* Task description *
Retype the listing below line for line, but only from the line with "Output a JSON" down to the line with "Extract the structured", inclusive. Pictures stay out.

* Task inputs *
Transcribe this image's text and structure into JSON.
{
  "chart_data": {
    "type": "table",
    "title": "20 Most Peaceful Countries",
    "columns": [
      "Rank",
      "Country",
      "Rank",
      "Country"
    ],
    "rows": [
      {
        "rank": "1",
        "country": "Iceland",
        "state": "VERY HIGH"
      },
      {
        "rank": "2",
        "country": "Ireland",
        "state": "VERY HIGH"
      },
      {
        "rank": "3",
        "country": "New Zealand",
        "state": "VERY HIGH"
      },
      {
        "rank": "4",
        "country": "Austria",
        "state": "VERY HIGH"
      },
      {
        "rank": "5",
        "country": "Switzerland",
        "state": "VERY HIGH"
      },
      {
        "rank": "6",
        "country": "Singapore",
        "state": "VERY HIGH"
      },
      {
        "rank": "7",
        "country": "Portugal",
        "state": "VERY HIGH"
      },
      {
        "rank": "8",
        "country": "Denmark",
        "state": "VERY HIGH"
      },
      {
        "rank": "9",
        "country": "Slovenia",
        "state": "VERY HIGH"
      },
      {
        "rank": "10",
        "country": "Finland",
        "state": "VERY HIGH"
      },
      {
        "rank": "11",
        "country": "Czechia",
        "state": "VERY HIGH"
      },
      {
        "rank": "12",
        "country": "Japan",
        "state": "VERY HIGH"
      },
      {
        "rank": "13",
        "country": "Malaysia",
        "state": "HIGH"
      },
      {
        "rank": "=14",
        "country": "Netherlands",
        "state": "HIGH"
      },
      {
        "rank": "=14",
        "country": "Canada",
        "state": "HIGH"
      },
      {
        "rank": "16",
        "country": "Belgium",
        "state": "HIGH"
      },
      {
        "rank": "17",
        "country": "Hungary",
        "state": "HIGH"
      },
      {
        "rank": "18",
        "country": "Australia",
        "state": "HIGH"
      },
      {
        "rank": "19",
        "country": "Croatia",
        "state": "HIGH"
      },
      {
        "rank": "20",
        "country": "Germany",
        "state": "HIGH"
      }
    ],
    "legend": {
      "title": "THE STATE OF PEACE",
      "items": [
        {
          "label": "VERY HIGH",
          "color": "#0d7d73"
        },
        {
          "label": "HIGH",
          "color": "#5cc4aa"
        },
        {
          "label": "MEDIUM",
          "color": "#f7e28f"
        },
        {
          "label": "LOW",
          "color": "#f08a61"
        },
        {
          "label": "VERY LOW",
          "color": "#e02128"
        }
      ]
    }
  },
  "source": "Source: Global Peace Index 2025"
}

...

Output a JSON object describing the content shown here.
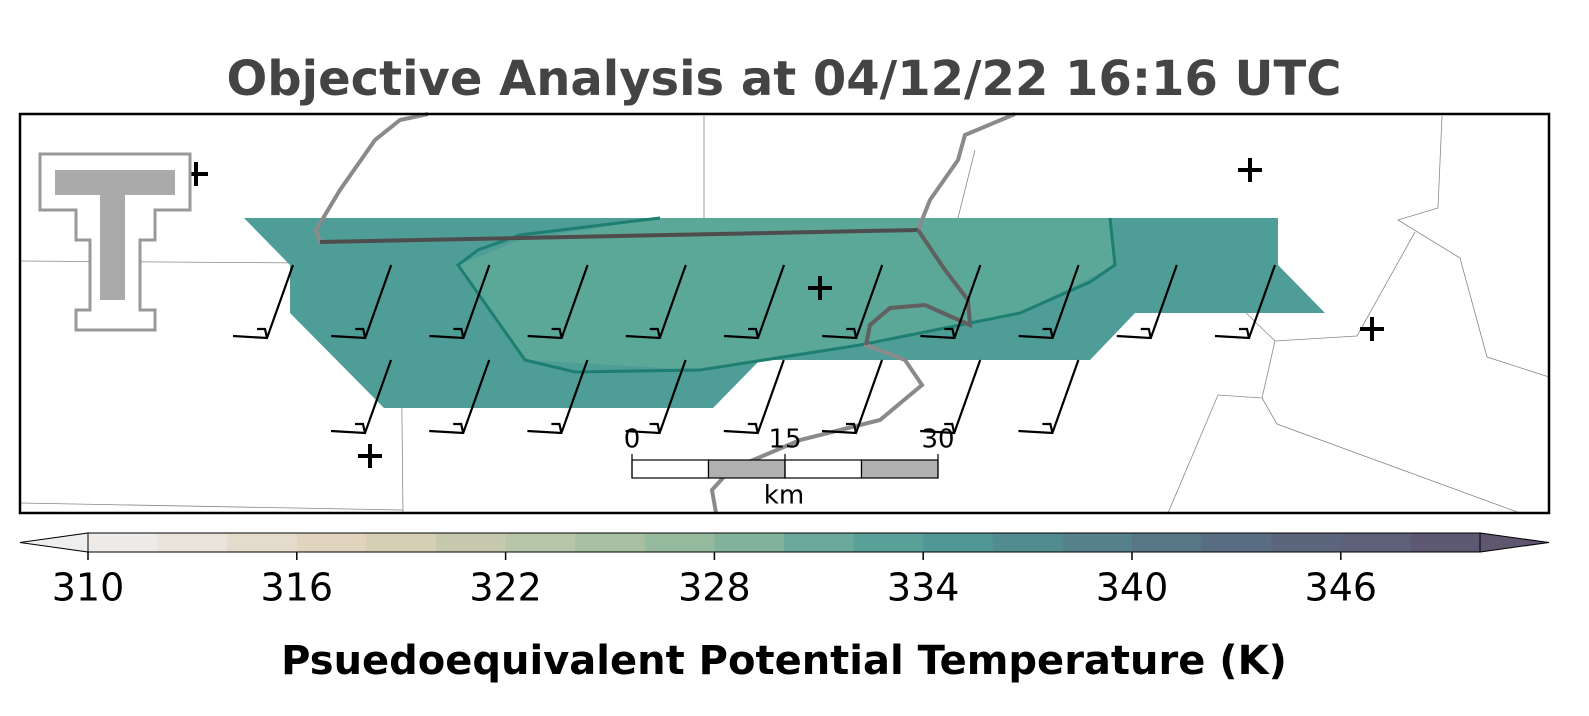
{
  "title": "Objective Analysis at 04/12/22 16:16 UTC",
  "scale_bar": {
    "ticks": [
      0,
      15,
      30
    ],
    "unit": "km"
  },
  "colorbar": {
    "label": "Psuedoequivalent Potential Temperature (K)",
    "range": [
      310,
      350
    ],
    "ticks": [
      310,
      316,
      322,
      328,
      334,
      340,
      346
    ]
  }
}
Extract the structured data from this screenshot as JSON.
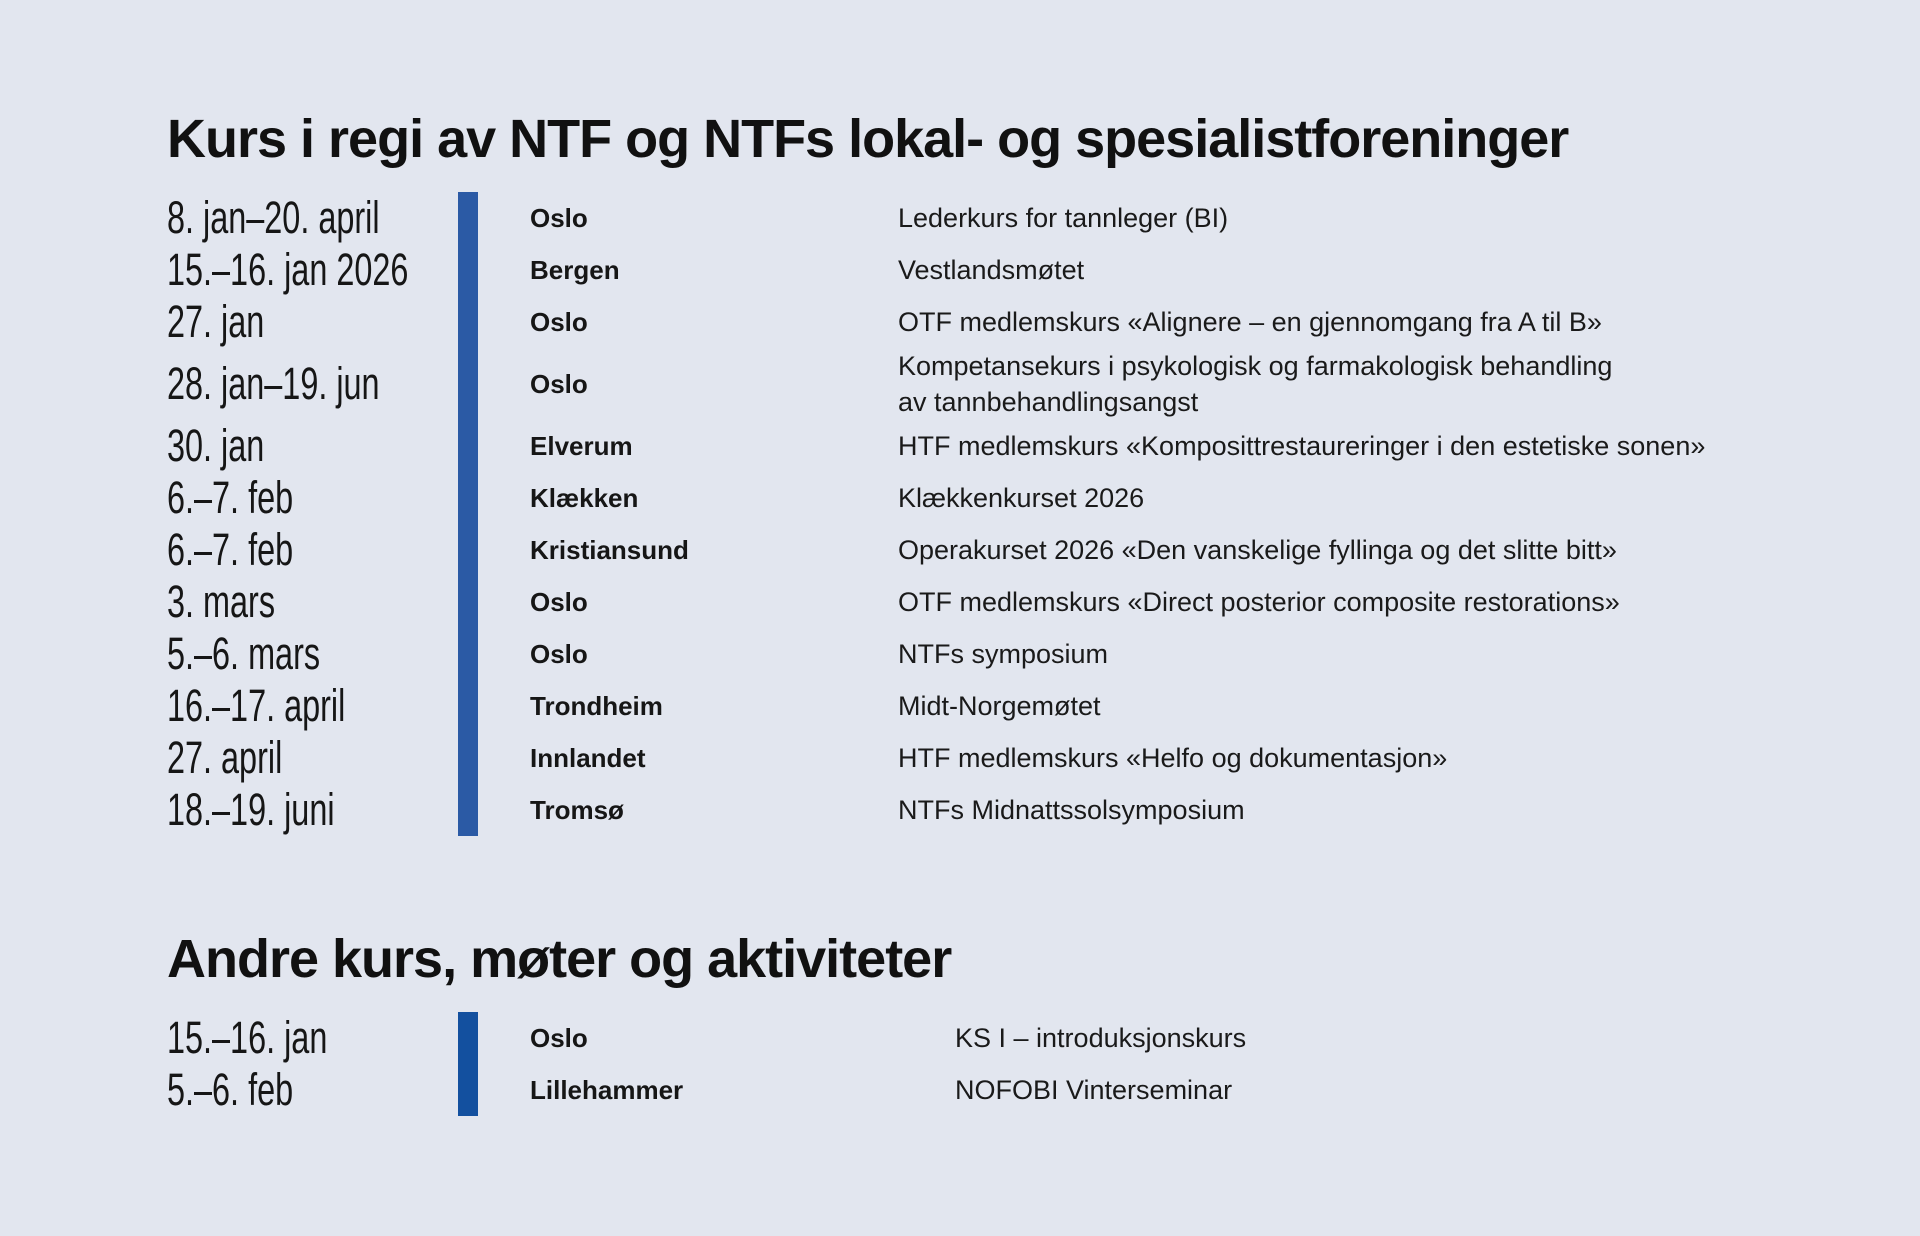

* Task response *
Output a JSON object describing the content shown here.
{
  "title": "Objective Analysis at 04/12/22 16:16 UTC",
  "scale_bar": {
    "ticks": [
      0,
      15,
      30
    ],
    "unit": "km"
  },
  "colorbar": {
    "label": "Psuedoequivalent Potential Temperature (K)",
    "range": [
      310,
      350
    ],
    "ticks": [
      310,
      316,
      322,
      328,
      334,
      340,
      346
    ]
  }
}
Extract the structured data from this screenshot as JSON.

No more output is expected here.